__MATERIALS PROVIDED__.
## start
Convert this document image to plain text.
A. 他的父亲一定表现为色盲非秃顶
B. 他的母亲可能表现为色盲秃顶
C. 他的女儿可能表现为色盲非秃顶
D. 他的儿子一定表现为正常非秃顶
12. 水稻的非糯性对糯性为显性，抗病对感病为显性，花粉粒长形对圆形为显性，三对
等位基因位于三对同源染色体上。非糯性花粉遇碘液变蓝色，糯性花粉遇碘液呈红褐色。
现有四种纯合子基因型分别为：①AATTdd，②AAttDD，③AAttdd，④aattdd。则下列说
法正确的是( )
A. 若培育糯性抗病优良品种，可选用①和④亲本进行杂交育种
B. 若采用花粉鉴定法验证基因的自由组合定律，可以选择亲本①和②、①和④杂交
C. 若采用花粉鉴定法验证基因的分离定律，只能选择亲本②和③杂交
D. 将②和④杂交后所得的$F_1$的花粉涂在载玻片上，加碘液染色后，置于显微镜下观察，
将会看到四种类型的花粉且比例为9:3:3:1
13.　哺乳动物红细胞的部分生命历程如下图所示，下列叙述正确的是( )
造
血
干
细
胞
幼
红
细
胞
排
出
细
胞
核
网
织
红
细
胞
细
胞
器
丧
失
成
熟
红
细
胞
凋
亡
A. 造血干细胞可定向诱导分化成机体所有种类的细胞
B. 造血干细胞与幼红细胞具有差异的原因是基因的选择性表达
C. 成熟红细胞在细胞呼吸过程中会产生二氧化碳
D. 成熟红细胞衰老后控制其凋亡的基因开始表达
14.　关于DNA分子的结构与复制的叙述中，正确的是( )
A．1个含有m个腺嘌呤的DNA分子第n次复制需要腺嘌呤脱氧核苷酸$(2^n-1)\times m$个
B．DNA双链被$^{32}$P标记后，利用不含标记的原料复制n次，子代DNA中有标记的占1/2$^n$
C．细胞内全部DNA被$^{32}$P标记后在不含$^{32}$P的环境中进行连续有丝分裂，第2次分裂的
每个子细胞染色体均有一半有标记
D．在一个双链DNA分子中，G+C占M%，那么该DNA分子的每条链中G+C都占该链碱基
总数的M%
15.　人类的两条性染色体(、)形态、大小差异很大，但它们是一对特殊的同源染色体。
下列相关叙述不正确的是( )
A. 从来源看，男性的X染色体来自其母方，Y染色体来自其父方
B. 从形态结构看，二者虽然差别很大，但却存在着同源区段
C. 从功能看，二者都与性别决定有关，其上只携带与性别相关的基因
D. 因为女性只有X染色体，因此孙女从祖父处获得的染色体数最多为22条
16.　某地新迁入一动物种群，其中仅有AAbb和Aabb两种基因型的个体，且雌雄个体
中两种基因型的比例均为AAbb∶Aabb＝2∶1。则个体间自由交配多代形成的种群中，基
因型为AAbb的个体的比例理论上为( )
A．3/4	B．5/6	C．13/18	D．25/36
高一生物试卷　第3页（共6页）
## end
__TASK DESCRIPTION__. Repeat the records exactly, including every line.

__COMPLETED EXERCISE__.
Convert this document image to plain text.
A. 他的父亲一定表现为色盲非秃顶
B. 他的母亲可能表现为色盲秃顶
C. 他的女儿可能表现为色盲非秃顶
D. 他的儿子一定表现为正常非秃顶
12. 水稻的非糯性对糯性为显性，抗病对感病为显性，花粉粒长形对圆形为显性，三对
等位基因位于三对同源染色体上。非糯性花粉遇碘液变蓝色，糯性花粉遇碘液呈红褐色。
现有四种纯合子基因型分别为：①AATTdd，②AAttDD，③AAttdd，④aattdd。则下列说
法正确的是( )
A. 若培育糯性抗病优良品种，可选用①和④亲本进行杂交育种
B. 若采用花粉鉴定法验证基因的自由组合定律，可以选择亲本①和②、①和④杂交
C. 若采用花粉鉴定法验证基因的分离定律，只能选择亲本②和③杂交
D. 将②和④杂交后所得的$F_1$的花粉涂在载玻片上，加碘液染色后，置于显微镜下观察，
将会看到四种类型的花粉且比例为9:3:3:1
13.　哺乳动物红细胞的部分生命历程如下图所示，下列叙述正确的是( )
造
血
干
细
胞
幼
红
细
胞
排
出
细
胞
核
网
织
红
细
胞
细
胞
器
丧
失
成
熟
红
细
胞
凋
亡
A. 造血干细胞可定向诱导分化成机体所有种类的细胞
B. 造血干细胞与幼红细胞具有差异的原因是基因的选择性表达
C. 成熟红细胞在细胞呼吸过程中会产生二氧化碳
D. 成熟红细胞衰老后控制其凋亡的基因开始表达
14.　关于DNA分子的结构与复制的叙述中，正确的是( )
A．1个含有m个腺嘌呤的DNA分子第n次复制需要腺嘌呤脱氧核苷酸$(2^n-1)\times m$个
B．DNA双链被$^{32}$P标记后，利用不含标记的原料复制n次，子代DNA中有标记的占1/2$^n$
C．细胞内全部DNA被$^{32}$P标记后在不含$^{32}$P的环境中进行连续有丝分裂，第2次分裂的
每个子细胞染色体均有一半有标记
D．在一个双链DNA分子中，G+C占M%，那么该DNA分子的每条链中G+C都占该链碱基
总数的M%
15.　人类的两条性染色体(、)形态、大小差异很大，但它们是一对特殊的同源染色体。
下列相关叙述不正确的是( )
A. 从来源看，男性的X染色体来自其母方，Y染色体来自其父方
B. 从形态结构看，二者虽然差别很大，但却存在着同源区段
C. 从功能看，二者都与性别决定有关，其上只携带与性别相关的基因
D. 因为女性只有X染色体，因此孙女从祖父处获得的染色体数最多为22条
16.　某地新迁入一动物种群，其中仅有AAbb和Aabb两种基因型的个体，且雌雄个体
中两种基因型的比例均为AAbb∶Aabb＝2∶1。则个体间自由交配多代形成的种群中，基
因型为AAbb的个体的比例理论上为( )
A．3/4	B．5/6	C．13/18	D．25/36
高一生物试卷　第3页（共6页）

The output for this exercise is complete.